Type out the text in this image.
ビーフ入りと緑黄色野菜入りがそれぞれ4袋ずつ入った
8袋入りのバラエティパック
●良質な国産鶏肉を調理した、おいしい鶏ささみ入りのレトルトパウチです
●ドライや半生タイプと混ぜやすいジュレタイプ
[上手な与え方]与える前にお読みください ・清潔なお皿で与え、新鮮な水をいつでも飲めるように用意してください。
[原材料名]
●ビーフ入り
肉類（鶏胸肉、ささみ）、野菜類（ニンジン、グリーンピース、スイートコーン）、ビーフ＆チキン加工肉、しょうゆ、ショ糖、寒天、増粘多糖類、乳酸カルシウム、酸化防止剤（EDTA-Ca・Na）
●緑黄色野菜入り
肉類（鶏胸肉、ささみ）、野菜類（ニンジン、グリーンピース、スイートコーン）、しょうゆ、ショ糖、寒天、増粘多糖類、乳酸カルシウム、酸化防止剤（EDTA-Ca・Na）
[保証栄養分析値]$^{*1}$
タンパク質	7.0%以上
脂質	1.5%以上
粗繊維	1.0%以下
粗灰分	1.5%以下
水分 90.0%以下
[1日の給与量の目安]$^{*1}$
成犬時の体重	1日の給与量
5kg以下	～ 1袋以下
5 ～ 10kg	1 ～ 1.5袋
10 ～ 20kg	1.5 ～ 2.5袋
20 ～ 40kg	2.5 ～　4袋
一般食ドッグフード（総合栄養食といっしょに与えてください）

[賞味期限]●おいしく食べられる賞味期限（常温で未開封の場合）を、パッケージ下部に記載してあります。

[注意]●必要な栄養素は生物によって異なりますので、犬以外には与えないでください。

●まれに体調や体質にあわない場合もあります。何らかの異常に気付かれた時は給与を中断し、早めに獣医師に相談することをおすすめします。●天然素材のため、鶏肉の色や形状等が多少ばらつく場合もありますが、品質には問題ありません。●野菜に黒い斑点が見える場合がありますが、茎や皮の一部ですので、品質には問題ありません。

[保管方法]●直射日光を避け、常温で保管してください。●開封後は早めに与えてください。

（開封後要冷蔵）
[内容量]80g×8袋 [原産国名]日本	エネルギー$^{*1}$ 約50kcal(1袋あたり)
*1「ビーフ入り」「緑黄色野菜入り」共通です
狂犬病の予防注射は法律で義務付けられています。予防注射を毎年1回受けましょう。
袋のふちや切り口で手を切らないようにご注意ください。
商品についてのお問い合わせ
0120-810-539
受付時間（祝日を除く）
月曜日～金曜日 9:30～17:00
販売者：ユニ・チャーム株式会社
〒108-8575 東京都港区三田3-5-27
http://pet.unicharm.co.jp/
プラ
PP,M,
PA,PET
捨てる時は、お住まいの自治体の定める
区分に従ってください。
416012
▬▬▬▬▬▬▬▬▬▬
Write the entire listing out again, word for word.

Type out the text in this image.
ビーフ入りと緑黄色野菜入りがそれぞれ4袋ずつ入った
8袋入りのバラエティパック
●良質な国産鶏肉を調理した、おいしい鶏ささみ入りのレトルトパウチです
●ドライや半生タイプと混ぜやすいジュレタイプ
[上手な与え方]与える前にお読みください ・清潔なお皿で与え、新鮮な水をいつでも飲めるように用意してください。
[原材料名]
●ビーフ入り
肉類（鶏胸肉、ささみ）、野菜類（ニンジン、グリーンピース、スイートコーン）、ビーフ＆チキン加工肉、しょうゆ、ショ糖、寒天、増粘多糖類、乳酸カルシウム、酸化防止剤（EDTA-Ca・Na）
●緑黄色野菜入り
肉類（鶏胸肉、ささみ）、野菜類（ニンジン、グリーンピース、スイートコーン）、しょうゆ、ショ糖、寒天、増粘多糖類、乳酸カルシウム、酸化防止剤（EDTA-Ca・Na）
[保証栄養分析値]$^{*1}$
タンパク質	7.0%以上
脂質	1.5%以上
粗繊維	1.0%以下
粗灰分	1.5%以下
水分 90.0%以下
[1日の給与量の目安]$^{*1}$
成犬時の体重	1日の給与量
5kg以下	～ 1袋以下
5 ～ 10kg	1 ～ 1.5袋
10 ～ 20kg	1.5 ～ 2.5袋
20 ～ 40kg	2.5 ～　4袋
一般食ドッグフード（総合栄養食といっしょに与えてください）

[賞味期限]●おいしく食べられる賞味期限（常温で未開封の場合）を、パッケージ下部に記載してあります。

[注意]●必要な栄養素は生物によって異なりますので、犬以外には与えないでください。

●まれに体調や体質にあわない場合もあります。何らかの異常に気付かれた時は給与を中断し、早めに獣医師に相談することをおすすめします。●天然素材のため、鶏肉の色や形状等が多少ばらつく場合もありますが、品質には問題ありません。●野菜に黒い斑点が見える場合がありますが、茎や皮の一部ですので、品質には問題ありません。

[保管方法]●直射日光を避け、常温で保管してください。●開封後は早めに与えてください。

（開封後要冷蔵）
[内容量]80g×8袋 [原産国名]日本	エネルギー$^{*1}$ 約50kcal(1袋あたり)
*1「ビーフ入り」「緑黄色野菜入り」共通です
狂犬病の予防注射は法律で義務付けられています。予防注射を毎年1回受けましょう。
袋のふちや切り口で手を切らないようにご注意ください。
商品についてのお問い合わせ
0120-810-539
受付時間（祝日を除く）
月曜日～金曜日 9:30～17:00
販売者：ユニ・チャーム株式会社
〒108-8575 東京都港区三田3-5-27
http://pet.unicharm.co.jp/
プラ
PP,M,
PA,PET
捨てる時は、お住まいの自治体の定める
区分に従ってください。
416012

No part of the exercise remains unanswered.